[Saved entries]
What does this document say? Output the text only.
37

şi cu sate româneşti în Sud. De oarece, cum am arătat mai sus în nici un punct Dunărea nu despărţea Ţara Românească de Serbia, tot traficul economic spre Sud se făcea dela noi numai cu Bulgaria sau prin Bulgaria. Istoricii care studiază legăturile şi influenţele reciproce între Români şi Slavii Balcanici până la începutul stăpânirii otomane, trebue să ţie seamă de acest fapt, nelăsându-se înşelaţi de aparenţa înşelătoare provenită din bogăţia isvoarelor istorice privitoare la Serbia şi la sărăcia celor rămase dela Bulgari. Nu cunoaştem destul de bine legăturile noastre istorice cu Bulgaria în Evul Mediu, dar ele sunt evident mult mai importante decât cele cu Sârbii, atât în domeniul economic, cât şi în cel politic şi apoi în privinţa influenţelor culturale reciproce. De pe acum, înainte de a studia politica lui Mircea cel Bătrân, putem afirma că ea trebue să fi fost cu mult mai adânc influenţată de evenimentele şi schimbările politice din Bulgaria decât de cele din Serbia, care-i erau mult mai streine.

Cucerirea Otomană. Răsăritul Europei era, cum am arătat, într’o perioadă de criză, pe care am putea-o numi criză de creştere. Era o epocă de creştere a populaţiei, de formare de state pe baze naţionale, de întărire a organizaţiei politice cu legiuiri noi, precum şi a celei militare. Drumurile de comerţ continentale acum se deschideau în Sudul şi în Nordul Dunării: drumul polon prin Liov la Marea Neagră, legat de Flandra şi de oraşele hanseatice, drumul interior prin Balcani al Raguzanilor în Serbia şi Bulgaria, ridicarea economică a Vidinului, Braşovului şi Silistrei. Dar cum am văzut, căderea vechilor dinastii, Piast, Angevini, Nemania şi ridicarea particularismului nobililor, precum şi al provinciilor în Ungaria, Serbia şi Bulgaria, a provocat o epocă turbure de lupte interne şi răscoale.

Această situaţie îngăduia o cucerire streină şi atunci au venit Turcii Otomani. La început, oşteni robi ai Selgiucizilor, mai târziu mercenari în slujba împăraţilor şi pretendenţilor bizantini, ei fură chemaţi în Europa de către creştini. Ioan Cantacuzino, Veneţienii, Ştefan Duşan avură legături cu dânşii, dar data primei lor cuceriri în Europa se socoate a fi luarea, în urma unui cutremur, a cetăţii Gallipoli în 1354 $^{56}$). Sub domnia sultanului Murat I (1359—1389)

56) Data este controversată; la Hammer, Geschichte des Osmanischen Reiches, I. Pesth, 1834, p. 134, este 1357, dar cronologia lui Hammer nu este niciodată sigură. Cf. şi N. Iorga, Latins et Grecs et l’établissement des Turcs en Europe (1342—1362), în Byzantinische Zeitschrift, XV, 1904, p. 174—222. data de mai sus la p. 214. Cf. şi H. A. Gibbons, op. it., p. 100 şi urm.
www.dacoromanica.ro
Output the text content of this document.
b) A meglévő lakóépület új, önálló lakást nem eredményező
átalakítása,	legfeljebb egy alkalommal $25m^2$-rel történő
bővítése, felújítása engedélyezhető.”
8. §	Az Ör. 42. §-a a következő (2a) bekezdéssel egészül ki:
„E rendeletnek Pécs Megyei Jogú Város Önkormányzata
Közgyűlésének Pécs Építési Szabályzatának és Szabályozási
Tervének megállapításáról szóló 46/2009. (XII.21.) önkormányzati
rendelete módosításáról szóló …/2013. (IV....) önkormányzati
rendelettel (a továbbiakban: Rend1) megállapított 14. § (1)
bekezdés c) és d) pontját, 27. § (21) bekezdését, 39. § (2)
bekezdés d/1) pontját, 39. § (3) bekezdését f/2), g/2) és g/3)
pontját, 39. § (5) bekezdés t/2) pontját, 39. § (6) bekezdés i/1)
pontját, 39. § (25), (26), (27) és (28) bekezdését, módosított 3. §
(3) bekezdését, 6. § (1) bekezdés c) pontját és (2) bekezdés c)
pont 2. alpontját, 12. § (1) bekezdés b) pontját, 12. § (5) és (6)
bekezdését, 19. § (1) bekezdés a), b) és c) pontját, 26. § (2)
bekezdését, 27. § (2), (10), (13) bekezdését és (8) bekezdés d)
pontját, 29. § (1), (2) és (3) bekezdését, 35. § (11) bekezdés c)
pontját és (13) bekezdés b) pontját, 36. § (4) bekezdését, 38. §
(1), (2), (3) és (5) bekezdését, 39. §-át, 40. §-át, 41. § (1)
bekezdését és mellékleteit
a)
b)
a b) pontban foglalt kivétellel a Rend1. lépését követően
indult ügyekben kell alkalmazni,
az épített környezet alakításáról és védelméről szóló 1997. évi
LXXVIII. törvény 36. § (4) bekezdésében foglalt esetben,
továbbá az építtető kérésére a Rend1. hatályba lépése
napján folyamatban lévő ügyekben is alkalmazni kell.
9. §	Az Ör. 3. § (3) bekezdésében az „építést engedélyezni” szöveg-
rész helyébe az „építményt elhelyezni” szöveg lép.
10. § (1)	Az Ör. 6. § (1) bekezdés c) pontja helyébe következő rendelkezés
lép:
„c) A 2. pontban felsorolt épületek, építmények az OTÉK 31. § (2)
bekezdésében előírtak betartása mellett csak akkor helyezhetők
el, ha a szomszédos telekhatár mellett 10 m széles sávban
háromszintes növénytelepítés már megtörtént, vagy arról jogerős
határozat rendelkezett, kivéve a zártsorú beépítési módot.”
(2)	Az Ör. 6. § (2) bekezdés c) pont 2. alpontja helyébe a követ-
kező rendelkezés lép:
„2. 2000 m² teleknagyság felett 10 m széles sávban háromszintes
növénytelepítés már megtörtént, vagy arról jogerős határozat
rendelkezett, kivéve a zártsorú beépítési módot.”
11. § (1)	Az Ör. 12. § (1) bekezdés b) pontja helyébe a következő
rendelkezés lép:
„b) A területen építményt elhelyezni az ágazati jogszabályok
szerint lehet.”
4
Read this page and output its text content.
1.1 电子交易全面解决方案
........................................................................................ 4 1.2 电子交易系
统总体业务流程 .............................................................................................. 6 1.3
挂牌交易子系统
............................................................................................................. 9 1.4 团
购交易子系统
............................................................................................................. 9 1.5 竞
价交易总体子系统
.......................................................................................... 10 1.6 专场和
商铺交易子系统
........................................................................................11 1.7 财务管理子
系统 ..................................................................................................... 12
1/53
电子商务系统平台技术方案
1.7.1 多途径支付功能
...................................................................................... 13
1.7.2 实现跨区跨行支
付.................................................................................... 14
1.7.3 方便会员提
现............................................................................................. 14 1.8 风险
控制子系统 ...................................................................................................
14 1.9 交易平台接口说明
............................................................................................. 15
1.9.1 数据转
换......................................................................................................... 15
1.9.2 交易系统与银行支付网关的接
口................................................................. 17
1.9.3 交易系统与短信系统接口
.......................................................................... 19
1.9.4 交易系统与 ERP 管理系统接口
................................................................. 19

- WHAT IS BEING ASKED -
Find each line that has the word "kell", then copy it out.

- TASK RESULT -
indult ügyekben kell alkalmazni,
napján folyamatban lévő ügyekben is alkalmazni kell.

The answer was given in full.